OBJECTIVE
Gather all lines with "this" from the records.

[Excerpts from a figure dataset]
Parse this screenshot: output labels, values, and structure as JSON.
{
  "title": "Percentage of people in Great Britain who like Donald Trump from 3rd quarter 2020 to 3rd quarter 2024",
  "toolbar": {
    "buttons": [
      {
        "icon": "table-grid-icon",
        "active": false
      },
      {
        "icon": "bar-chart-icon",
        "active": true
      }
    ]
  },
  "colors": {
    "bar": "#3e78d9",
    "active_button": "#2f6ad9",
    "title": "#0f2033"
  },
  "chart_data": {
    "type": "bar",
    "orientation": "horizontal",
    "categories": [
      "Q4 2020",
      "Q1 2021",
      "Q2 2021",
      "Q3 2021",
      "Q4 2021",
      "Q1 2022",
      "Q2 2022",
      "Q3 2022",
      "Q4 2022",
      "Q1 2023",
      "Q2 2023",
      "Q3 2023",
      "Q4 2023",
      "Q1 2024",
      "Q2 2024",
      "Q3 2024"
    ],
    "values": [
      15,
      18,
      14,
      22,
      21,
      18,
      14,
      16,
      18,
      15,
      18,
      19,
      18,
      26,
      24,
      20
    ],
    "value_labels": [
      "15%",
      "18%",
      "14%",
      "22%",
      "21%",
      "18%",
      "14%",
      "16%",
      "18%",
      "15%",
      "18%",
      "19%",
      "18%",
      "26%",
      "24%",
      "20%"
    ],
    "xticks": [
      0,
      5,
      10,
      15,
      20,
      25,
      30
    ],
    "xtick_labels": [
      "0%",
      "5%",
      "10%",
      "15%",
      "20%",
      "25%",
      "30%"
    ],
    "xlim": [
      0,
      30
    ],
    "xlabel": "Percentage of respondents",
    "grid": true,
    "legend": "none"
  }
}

---

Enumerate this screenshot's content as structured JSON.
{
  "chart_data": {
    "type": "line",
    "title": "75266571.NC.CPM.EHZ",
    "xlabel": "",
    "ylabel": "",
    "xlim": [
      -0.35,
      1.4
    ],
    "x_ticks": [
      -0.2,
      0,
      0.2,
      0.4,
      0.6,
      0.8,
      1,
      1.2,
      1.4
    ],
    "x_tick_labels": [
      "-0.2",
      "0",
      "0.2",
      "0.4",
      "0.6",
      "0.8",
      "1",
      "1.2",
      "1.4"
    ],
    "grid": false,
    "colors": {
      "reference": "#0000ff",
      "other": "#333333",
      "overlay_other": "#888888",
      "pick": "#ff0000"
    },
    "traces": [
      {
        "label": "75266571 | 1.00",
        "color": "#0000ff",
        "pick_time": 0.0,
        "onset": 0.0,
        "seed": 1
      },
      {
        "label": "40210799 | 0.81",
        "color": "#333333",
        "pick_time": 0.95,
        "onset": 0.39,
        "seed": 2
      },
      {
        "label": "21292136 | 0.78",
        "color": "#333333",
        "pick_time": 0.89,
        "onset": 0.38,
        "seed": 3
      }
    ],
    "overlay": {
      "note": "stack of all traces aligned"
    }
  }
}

SOLUTION BELOW
Parse this screenshot: output labels, values, and structure as JSON.
Enumerate this screenshot's content as structured JSON.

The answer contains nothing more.